* _STATED PROBLEM A_: Copy word for word the part of the excerpt on the EC inspection ruling from "During the proceedings, the" to "in its entirely.".
* _STATED PROBLEM B_: Which courts does the excerpt on the EC inspection ruling mention? List all of them.
* _STATED PROBLEM C_: Write what comes next in the excerpt on the EC inspection ruling, picking up after its final sentence.

— START OF SOURCE EXTRACT —

The three companies brought an action to seek an annulment of the decisions, arguing inter alia that the EC did not have sufficiently strong evidence to suspect these infringements, and that the EU inspection regime set in Regulation 1/2003 was incompatible with the right to an effective remedy as recognized by the ECtHR (the plea of illegality).

During the proceedings, the GC asked the EC to produce the evidence at its disposal to justify the inspection covering the two infringements mentioned in the decisions. Finding that the EC did not have sufficiently strong evidence in relation to the Second Suspected Infringement, the GC partially annulled the inspection decisions.2 In contrast, it upheld the decisions in relation to the First Suspected Infringement, and rejected the plea of illegality in its entirely.

The EC did not appeal the judgements, but the three companies brought an appeal before the CJEU.

The CJEU's ruling

Interviews conducted by the EC to collect information linked to the subject matter of an investigation must be recorded regardless of when they take place

In the footsteps of Intel,3 the CJEU recalled that when the EC conducts interviews to collect information relating to the subject matter of an investigation, under Article 19 of Regulation 1/2003, it must record a meeting's content in a form of its choosing, including oral.

Thus, contrary to the GC, which had found that the EC had no obligation to record interviews conducted before the opening of an investigation, the CJEU ruled that the legal requirement to record interviews applies to all interviews aimed at collecting information relating to an investigation, regardless of when they take place (e.g., before an investigation is open).

— END OF SOURCE EXTRACT —
— START OF DATA —

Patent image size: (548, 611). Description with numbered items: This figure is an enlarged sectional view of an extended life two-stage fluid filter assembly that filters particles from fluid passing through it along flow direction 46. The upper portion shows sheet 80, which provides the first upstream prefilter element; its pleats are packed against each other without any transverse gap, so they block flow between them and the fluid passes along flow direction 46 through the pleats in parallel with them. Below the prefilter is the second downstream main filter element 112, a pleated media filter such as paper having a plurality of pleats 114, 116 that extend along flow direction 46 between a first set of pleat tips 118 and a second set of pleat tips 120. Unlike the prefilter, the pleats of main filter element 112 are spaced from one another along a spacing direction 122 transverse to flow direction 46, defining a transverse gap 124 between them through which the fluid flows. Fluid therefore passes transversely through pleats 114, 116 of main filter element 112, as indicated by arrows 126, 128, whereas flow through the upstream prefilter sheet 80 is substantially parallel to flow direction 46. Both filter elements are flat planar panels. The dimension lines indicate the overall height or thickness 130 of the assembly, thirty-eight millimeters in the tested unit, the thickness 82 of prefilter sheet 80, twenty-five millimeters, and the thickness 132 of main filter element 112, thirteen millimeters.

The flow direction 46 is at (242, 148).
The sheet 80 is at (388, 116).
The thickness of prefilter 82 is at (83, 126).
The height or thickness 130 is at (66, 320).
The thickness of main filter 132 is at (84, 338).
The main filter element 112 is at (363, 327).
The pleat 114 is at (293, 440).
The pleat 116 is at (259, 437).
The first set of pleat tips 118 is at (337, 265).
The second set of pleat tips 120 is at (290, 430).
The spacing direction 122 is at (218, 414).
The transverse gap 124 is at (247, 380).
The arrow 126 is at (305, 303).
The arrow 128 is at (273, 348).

— END OF DATA —

* _EXPECTED OUTPUT A_:
During the proceedings, the GC asked the EC to produce the evidence at its disposal to justify the inspection covering the two infringements mentioned in the decisions. Finding that the EC did not have sufficiently strong evidence in relation to the Second Suspected Infringement, the GC partially annulled the inspection decisions.2 In contrast, it upheld the decisions in relation to the First Suspected Infringement, and rejected the plea of illegality in its entirely.

* _EXPECTED OUTPUT B_:
ECtHR
GC
CJEU

* _EXPECTED OUTPUT C_:
The CJEU rejected the arguments put forward by the EC according to which such an obligation would seriously jeopardize the EC's ability to detect anticompetitive practices and would have chilling effects on potential witnesses. The CJEU found inter alia that the EC had the possibility to record interviews orally and to protect the identity of the witnesses.

The CJEU also rejected the EC's argument that the obligation to record interviews only applies to the collection of evidence, and not indicia. According to the CJEU, the obligation under Article 19 applies to interviews to collect any information relating to an investigation.

In light of this, the CJEU found that the GC erred in law in finding that the EC did not have an obligation to record the interviews conducted with the suppliers of the three companies on the grounds that the investigation had not been formally opened beforehand. In addition, the CJEU stated that, in order to determine whether those interviews had to be recorded, the GC should have examined whether they aimed at collecting information relating to the subject matter of the investigation, taking into account their content and context.

In the present case, noting that the purpose of the interviews with the suppliers was defined in advance and clearly aimed at gathering information relating to potential infringements, the CJEU concluded that the EC was exercising its power to take statements under Article 19, and was obliged to record the interviews, contrary to what the GC found.

Final judgment of the CJEU

After having annulled the GC judgment, the CJEU gave its final ruling on the dispute. It considered that the internal notes taken by the EC of the meetings with suppliers, which had been written by the EC's own staff, could not be considered as fulfilling the legal requirements of Article 3(3) of Regulation 773/2004, which applies to interviews that fall within the scope of Article 19 of Regulation 1/2003.

Indeed, in application of this article, the EC must not only record the interviews but also provide a copy of the recording to the interviewees for approval. In the present case, although the EC took notes of the interviews, it did not ask the interviewees to review and confirm the content of the recordings. As a result, the CJEU found that the internal notes were inadmissible.

Given that the internal notes constituted the bulk of the evidence on which the EC's inspection decisions were based, the CJEU concluded that the EC did not possess, at the date of adoption of the inspection decisions, sufficiently serious evidence of the remaining infringement, and annulled the inspection decisions in their entirety.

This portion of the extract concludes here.